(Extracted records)

■ ■ ■ ■ ■ ■ ■

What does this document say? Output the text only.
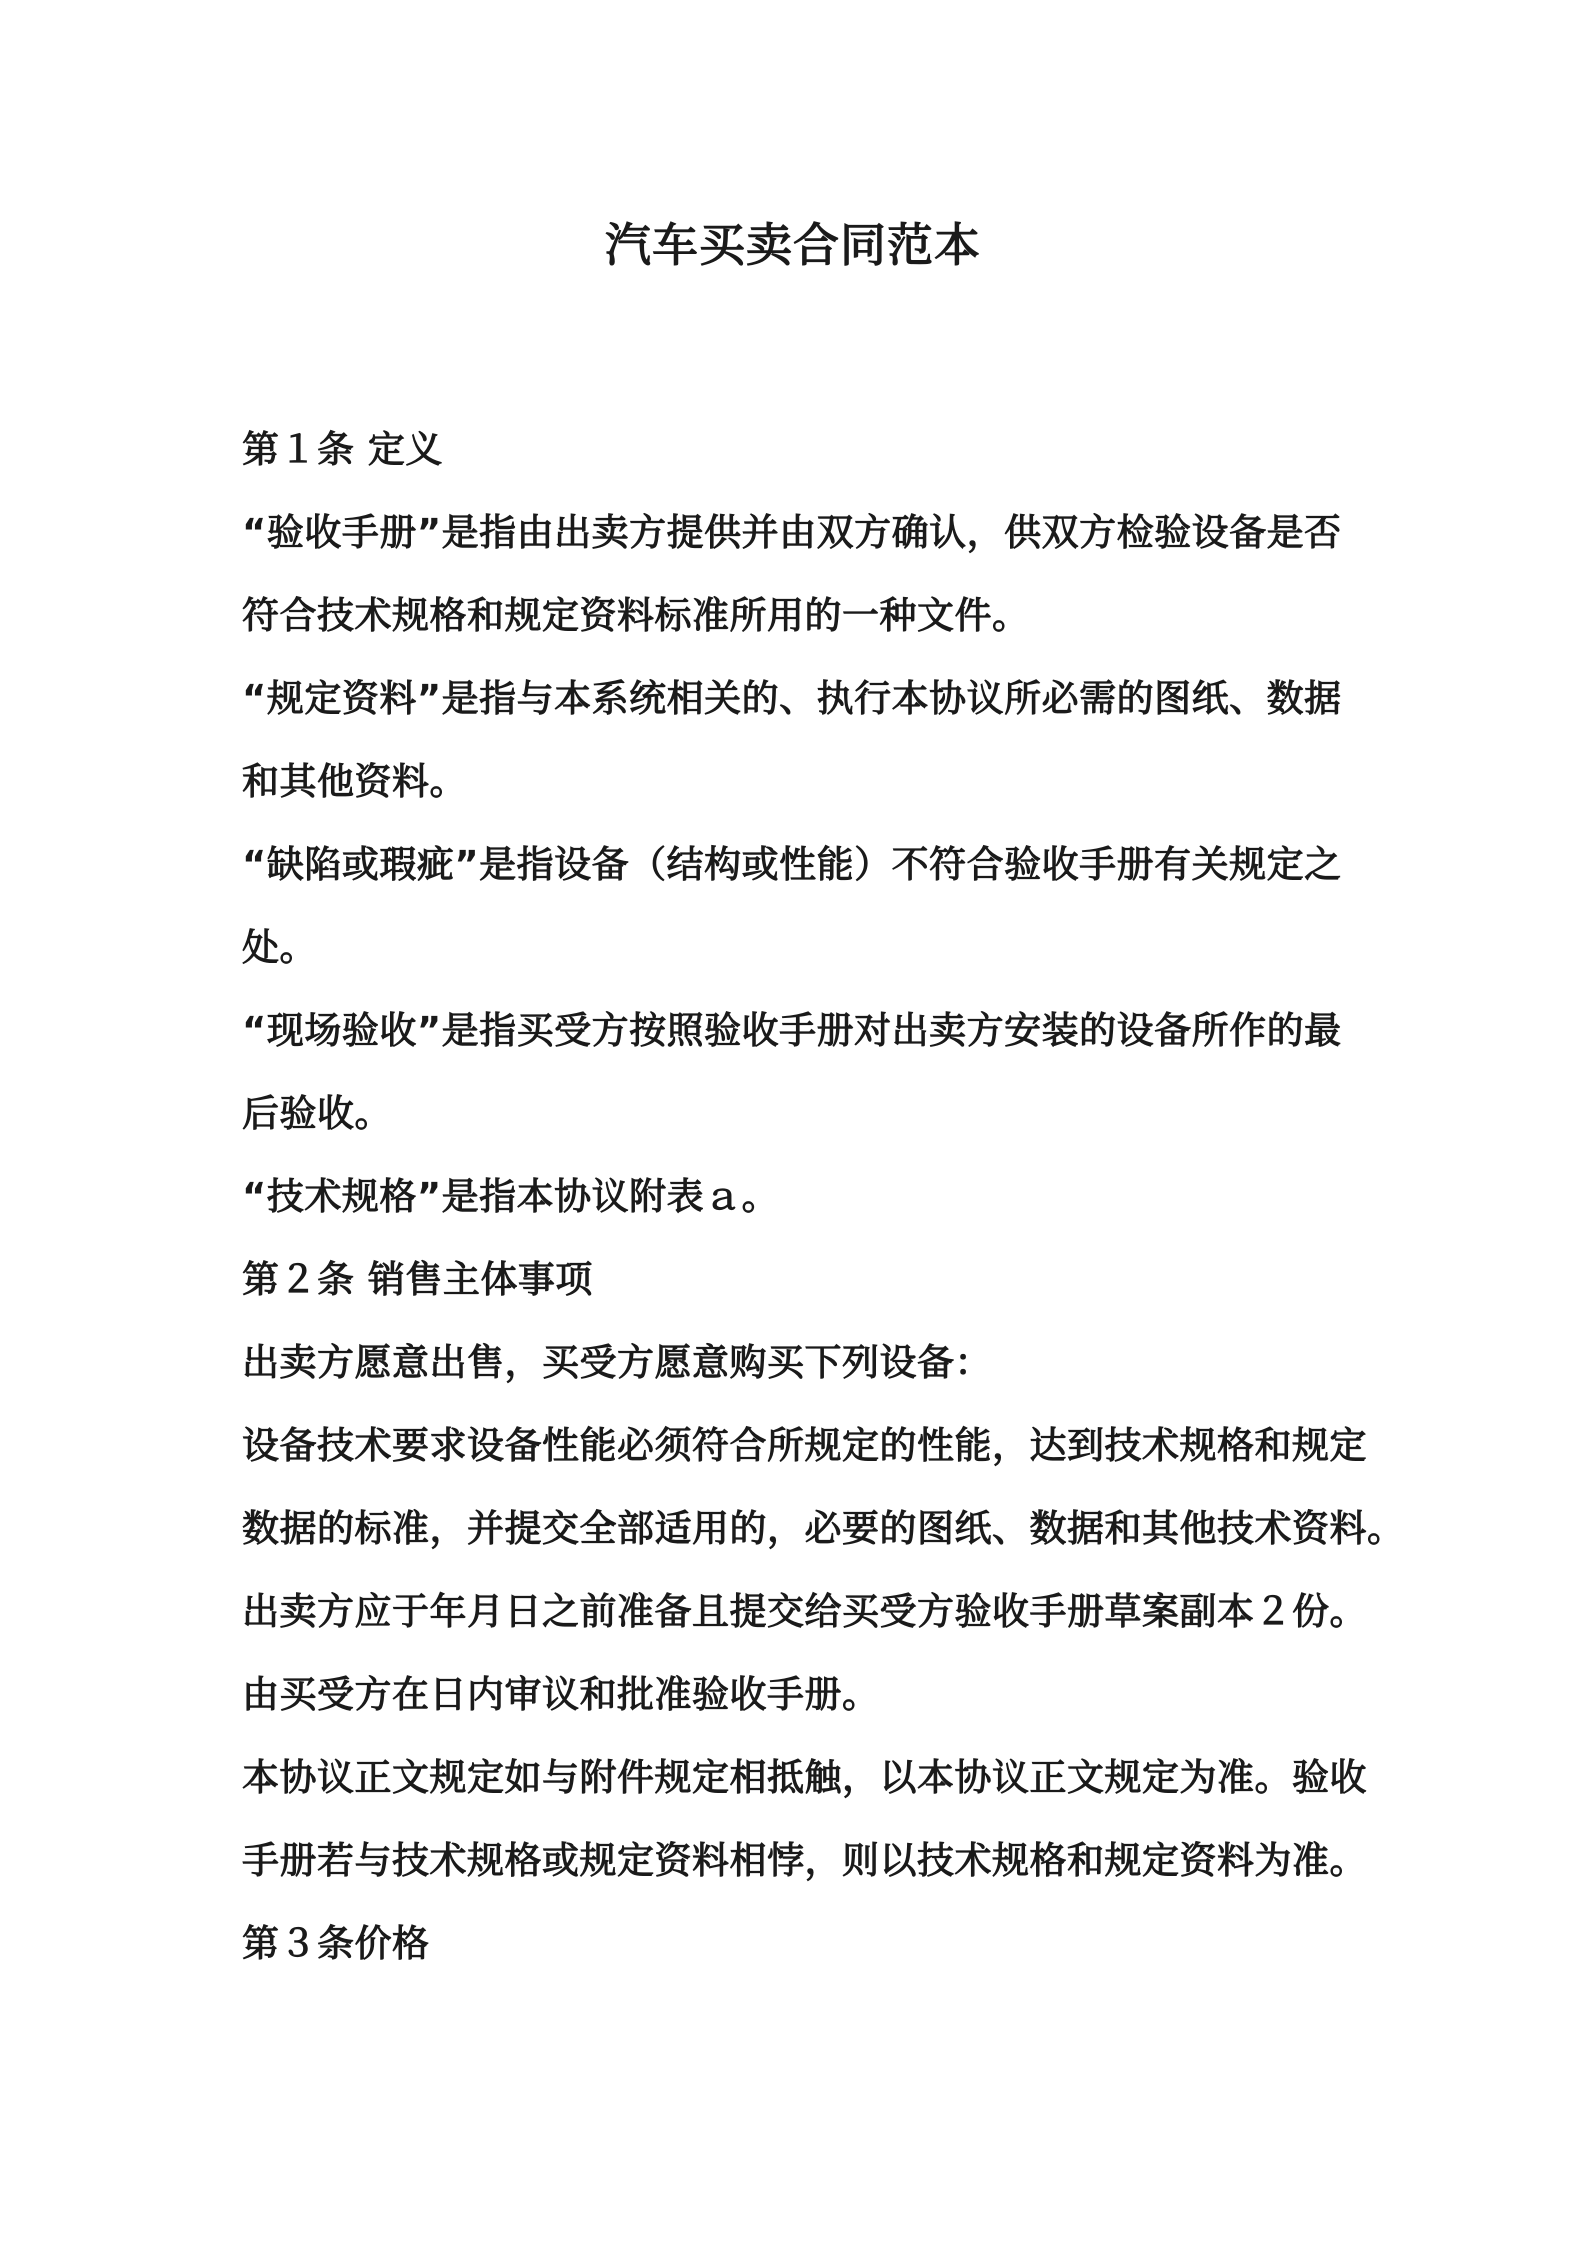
汽车买卖合同范本
第１条 定义
“验收手册”是指由出卖方提供并由双方确认，供双方检验设备是否
符合技术规格和规定资料标准所用的一种文件。
“规定资料”是指与本系统相关的、执行本协议所必需的图纸、数据
和其他资料。
“缺陷或瑕疵”是指设备（结构或性能）不符合验收手册有关规定之
处。
“现场验收”是指买受方按照验收手册对出卖方安装的设备所作的最
后验收。
“技术规格”是指本协议附表ａ。
第２条 销售主体事项
出卖方愿意出售，买受方愿意购买下列设备：
设备技术要求设备性能必须符合所规定的性能，达到技术规格和规定
数据的标准，并提交全部适用的，必要的图纸、数据和其他技术资料。
出卖方应于年月日之前准备且提交给买受方验收手册草案副本２份。
由买受方在日内审议和批准验收手册。
本协议正文规定如与附件规定相抵触，以本协议正文规定为准。验收
手册若与技术规格或规定资料相悖，则以技术规格和规定资料为准。
第３条价格
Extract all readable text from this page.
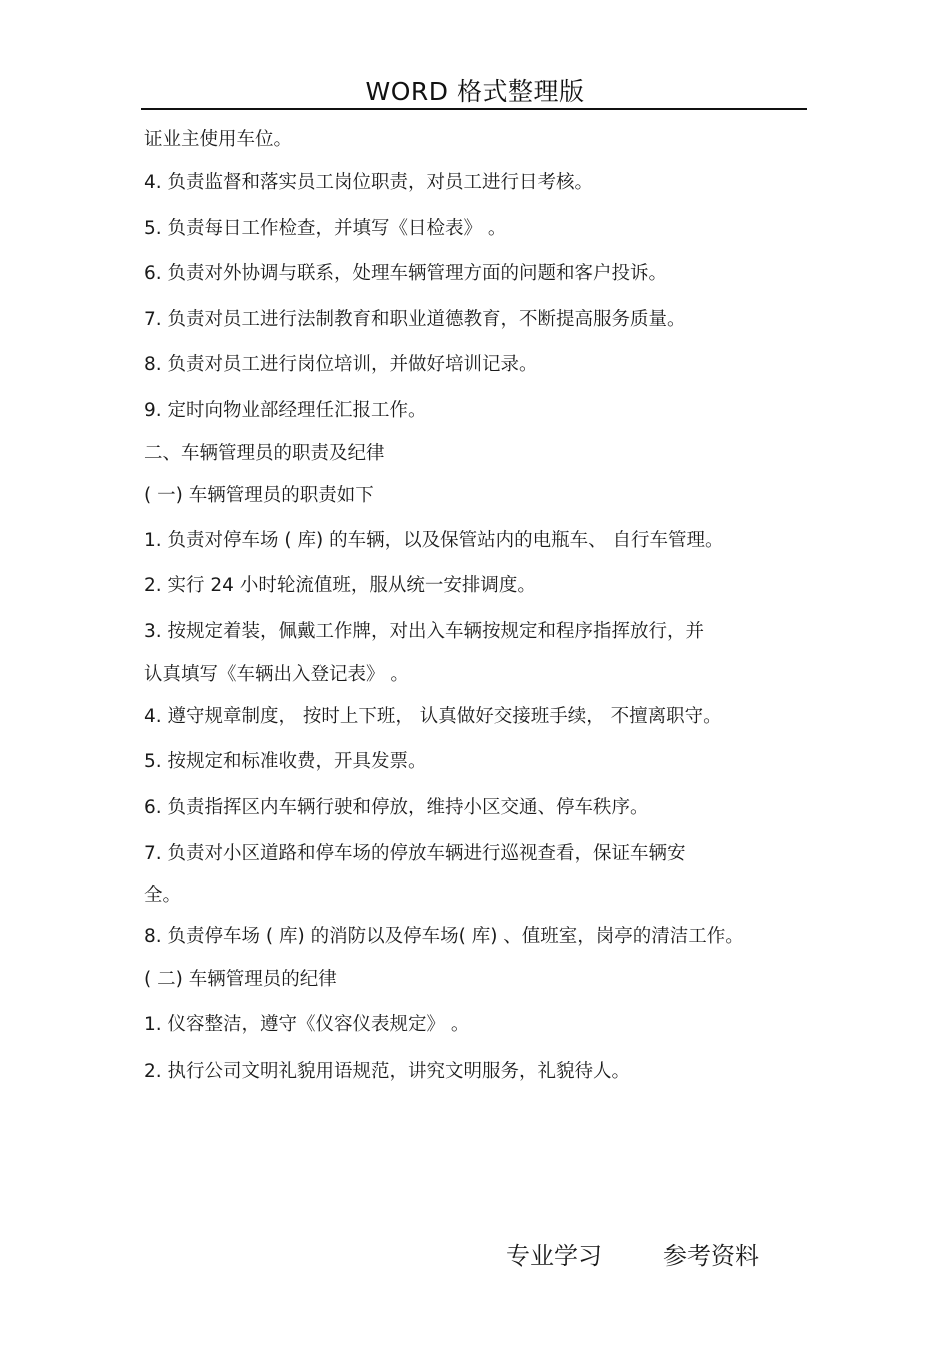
WORD 格式整理版
证业主使用车位。
4. 负责监督和落实员工岗位职责，对员工进行日考核。
5. 负责每日工作检查，并填写《日检表》 。
6. 负责对外协调与联系，处理车辆管理方面的问题和客户投诉。
7. 负责对员工进行法制教育和职业道德教育，不断提高服务质量。
8. 负责对员工进行岗位培训，并做好培训记录。
9. 定时向物业部经理任汇报工作。
二、车辆管理员的职责及纪律
( 一) 车辆管理员的职责如下
1. 负责对停车场 ( 库) 的车辆，以及保管站内的电瓶车、 自行车管理。
2. 实行 24 小时轮流值班，服从统一安排调度。
3. 按规定着装，佩戴工作牌，对出入车辆按规定和程序指挥放行，并
认真填写《车辆出入登记表》 。
4. 遵守规章制度， 按时上下班， 认真做好交接班手续， 不擅离职守。
5. 按规定和标准收费，开具发票。
6. 负责指挥区内车辆行驶和停放，维持小区交通、停车秩序。
7. 负责对小区道路和停车场的停放车辆进行巡视查看，保证车辆安
全。
8. 负责停车场 ( 库) 的消防以及停车场( 库) 、值班室，岗亭的清洁工作。
( 二) 车辆管理员的纪律
1. 仪容整洁，遵守《仪容仪表规定》 。
2. 执行公司文明礼貌用语规范，讲究文明服务，礼貌待人。
专业学习        参考资料
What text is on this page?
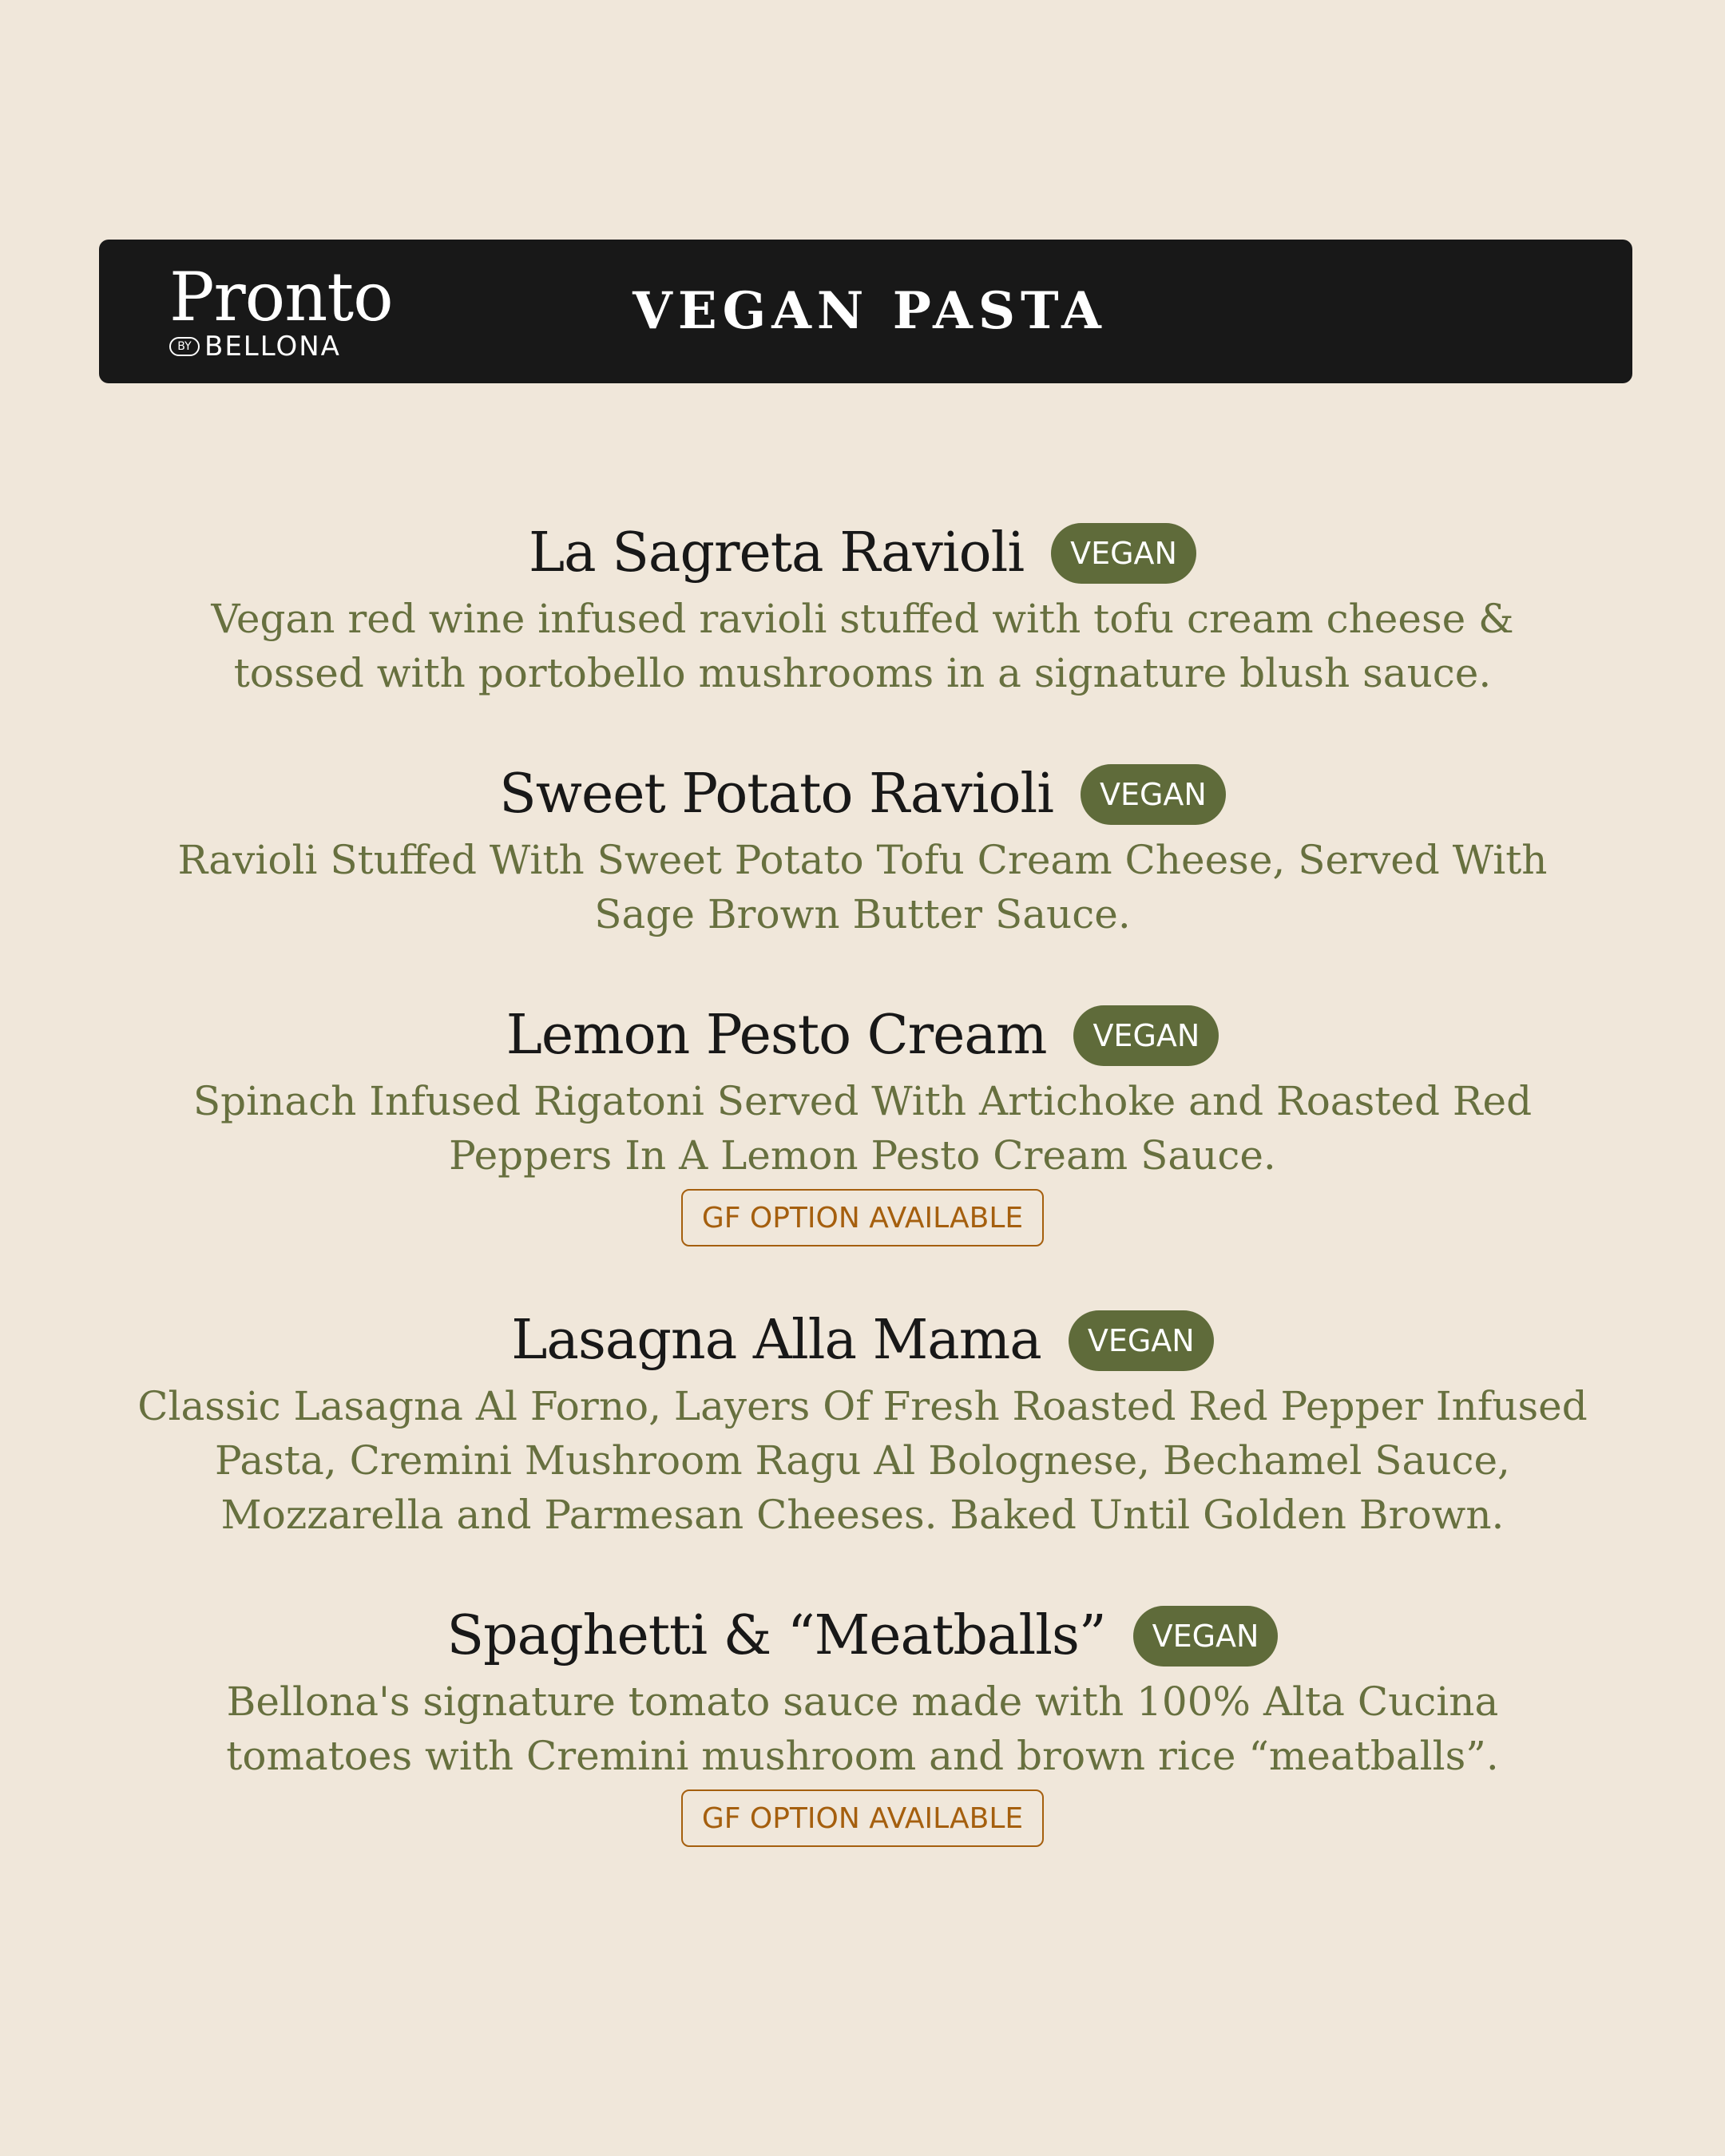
Pronto
BY BELLONA
VEGAN PASTA
La Sagreta Ravioli	VEGAN
Vegan red wine infused ravioli stuffed with tofu cream cheese &
tossed with portobello mushrooms in a signature blush sauce.
Sweet Potato Ravioli	VEGAN
Ravioli Stuffed With Sweet Potato Tofu Cream Cheese, Served With
Sage Brown Butter Sauce.
Lemon Pesto Cream	VEGAN
Spinach Infused Rigatoni Served With Artichoke and Roasted Red
Peppers In A Lemon Pesto Cream Sauce.
GF OPTION AVAILABLE
Lasagna Alla Mama	VEGAN
Classic Lasagna Al Forno, Layers Of Fresh Roasted Red Pepper Infused
Pasta, Cremini Mushroom Ragu Al Bolognese, Bechamel Sauce,
Mozzarella and Parmesan Cheeses. Baked Until Golden Brown.
Spaghetti & “Meatballs”	VEGAN
Bellona's signature tomato sauce made with 100% Alta Cucina
tomatoes with Cremini mushroom and brown rice “meatballs”.
GF OPTION AVAILABLE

■ ■ ■ ■ ■ ■ ■

### INSTRUCTIONS FOR THE TASK
Extract only the lines from the line containing "What text is on this page?" through the final line of the records; keep both ends and drop every picture.

### FULL RESPONSE
What text is on this page?
Pronto
BY BELLONA
VEGAN PASTA
La Sagreta Ravioli	VEGAN
Vegan red wine infused ravioli stuffed with tofu cream cheese &
tossed with portobello mushrooms in a signature blush sauce.
Sweet Potato Ravioli	VEGAN
Ravioli Stuffed With Sweet Potato Tofu Cream Cheese, Served With
Sage Brown Butter Sauce.
Lemon Pesto Cream	VEGAN
Spinach Infused Rigatoni Served With Artichoke and Roasted Red
Peppers In A Lemon Pesto Cream Sauce.
GF OPTION AVAILABLE
Lasagna Alla Mama	VEGAN
Classic Lasagna Al Forno, Layers Of Fresh Roasted Red Pepper Infused
Pasta, Cremini Mushroom Ragu Al Bolognese, Bechamel Sauce,
Mozzarella and Parmesan Cheeses. Baked Until Golden Brown.
Spaghetti & “Meatballs”	VEGAN
Bellona's signature tomato sauce made with 100% Alta Cucina
tomatoes with Cremini mushroom and brown rice “meatballs”.
GF OPTION AVAILABLE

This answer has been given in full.